## Given exercise:
Transcribe verbatim the stretch of items below, from the very first line through the line that contains "data-point: [1064, 365, 1088, 390]", both ends included.

## Dataset records:
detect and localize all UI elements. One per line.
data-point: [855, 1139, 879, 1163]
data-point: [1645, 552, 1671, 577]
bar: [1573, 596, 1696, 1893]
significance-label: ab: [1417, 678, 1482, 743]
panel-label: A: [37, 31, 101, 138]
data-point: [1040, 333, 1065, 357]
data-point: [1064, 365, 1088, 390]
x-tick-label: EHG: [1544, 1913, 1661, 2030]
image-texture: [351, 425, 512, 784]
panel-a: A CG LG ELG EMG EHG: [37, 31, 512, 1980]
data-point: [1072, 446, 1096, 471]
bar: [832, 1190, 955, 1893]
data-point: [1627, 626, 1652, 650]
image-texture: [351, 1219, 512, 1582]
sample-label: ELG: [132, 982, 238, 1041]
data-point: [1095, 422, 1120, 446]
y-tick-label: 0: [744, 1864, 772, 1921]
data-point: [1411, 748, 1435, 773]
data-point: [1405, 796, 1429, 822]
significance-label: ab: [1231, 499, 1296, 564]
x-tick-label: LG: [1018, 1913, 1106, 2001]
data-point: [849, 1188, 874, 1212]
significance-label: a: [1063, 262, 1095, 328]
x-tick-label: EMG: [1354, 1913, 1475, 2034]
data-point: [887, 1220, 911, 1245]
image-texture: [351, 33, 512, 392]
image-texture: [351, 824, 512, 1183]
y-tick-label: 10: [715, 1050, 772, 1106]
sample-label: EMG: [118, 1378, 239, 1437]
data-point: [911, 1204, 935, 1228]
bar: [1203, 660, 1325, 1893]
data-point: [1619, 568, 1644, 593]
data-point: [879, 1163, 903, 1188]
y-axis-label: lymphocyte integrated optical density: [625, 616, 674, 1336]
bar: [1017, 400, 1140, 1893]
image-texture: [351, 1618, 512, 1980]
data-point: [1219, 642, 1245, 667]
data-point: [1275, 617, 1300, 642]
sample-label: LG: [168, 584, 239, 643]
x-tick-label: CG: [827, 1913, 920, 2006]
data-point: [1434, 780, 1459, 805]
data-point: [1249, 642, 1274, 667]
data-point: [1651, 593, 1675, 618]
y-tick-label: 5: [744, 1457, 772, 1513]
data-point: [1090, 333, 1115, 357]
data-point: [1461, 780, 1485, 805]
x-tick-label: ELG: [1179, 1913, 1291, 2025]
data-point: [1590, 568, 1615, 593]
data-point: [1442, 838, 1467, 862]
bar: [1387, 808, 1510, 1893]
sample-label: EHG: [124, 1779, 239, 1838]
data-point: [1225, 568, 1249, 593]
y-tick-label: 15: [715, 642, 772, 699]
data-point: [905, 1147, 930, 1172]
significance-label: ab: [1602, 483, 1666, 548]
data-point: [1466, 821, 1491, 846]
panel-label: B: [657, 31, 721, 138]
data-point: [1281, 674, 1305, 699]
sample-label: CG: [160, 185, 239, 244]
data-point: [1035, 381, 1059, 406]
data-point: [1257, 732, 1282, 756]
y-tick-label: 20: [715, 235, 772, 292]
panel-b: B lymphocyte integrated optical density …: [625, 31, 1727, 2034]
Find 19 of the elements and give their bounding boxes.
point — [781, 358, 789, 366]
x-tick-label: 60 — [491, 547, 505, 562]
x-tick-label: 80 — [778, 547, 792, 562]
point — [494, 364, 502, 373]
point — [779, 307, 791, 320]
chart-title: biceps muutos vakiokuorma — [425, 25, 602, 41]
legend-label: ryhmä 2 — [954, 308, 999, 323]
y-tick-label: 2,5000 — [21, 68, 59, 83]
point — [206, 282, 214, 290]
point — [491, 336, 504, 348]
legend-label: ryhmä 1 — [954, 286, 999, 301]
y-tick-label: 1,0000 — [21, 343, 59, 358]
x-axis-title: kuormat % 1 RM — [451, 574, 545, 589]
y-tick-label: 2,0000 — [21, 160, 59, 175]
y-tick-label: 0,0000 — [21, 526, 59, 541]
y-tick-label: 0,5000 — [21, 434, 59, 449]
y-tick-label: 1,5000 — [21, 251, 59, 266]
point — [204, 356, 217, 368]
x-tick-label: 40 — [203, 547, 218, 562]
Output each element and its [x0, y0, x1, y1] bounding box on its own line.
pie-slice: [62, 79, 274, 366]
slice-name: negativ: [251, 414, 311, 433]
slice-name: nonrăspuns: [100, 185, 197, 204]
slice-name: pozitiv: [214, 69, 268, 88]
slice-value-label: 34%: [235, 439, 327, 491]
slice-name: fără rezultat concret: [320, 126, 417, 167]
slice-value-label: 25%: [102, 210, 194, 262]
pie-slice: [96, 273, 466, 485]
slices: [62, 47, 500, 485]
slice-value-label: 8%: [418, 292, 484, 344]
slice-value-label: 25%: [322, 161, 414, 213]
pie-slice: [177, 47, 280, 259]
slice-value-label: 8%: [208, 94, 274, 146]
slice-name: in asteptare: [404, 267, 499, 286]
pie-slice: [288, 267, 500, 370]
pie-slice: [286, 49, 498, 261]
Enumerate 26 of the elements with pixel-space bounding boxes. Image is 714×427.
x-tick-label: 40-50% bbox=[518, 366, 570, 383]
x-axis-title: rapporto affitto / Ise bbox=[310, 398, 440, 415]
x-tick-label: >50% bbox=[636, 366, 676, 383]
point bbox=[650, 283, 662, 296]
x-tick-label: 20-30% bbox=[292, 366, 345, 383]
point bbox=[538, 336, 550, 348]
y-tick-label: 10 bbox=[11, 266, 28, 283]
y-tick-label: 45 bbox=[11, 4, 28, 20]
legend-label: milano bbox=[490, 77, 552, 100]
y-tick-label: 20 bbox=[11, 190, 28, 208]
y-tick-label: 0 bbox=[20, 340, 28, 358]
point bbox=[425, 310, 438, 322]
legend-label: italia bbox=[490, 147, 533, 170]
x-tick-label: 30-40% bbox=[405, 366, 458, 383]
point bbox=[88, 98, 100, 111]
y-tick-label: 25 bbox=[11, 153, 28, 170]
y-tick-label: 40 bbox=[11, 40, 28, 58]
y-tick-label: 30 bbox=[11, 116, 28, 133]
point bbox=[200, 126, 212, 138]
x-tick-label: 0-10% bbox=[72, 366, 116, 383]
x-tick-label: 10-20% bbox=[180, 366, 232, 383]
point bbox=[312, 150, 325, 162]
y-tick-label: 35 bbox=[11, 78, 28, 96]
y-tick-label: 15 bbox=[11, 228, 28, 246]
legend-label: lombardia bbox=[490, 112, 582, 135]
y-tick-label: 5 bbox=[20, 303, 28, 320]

## Exercise answer:
detect and localize all UI elements. One per line.
data-point: [855, 1139, 879, 1163]
data-point: [1645, 552, 1671, 577]
bar: [1573, 596, 1696, 1893]
significance-label: ab: [1417, 678, 1482, 743]
panel-label: A: [37, 31, 101, 138]
data-point: [1040, 333, 1065, 357]
data-point: [1064, 365, 1088, 390]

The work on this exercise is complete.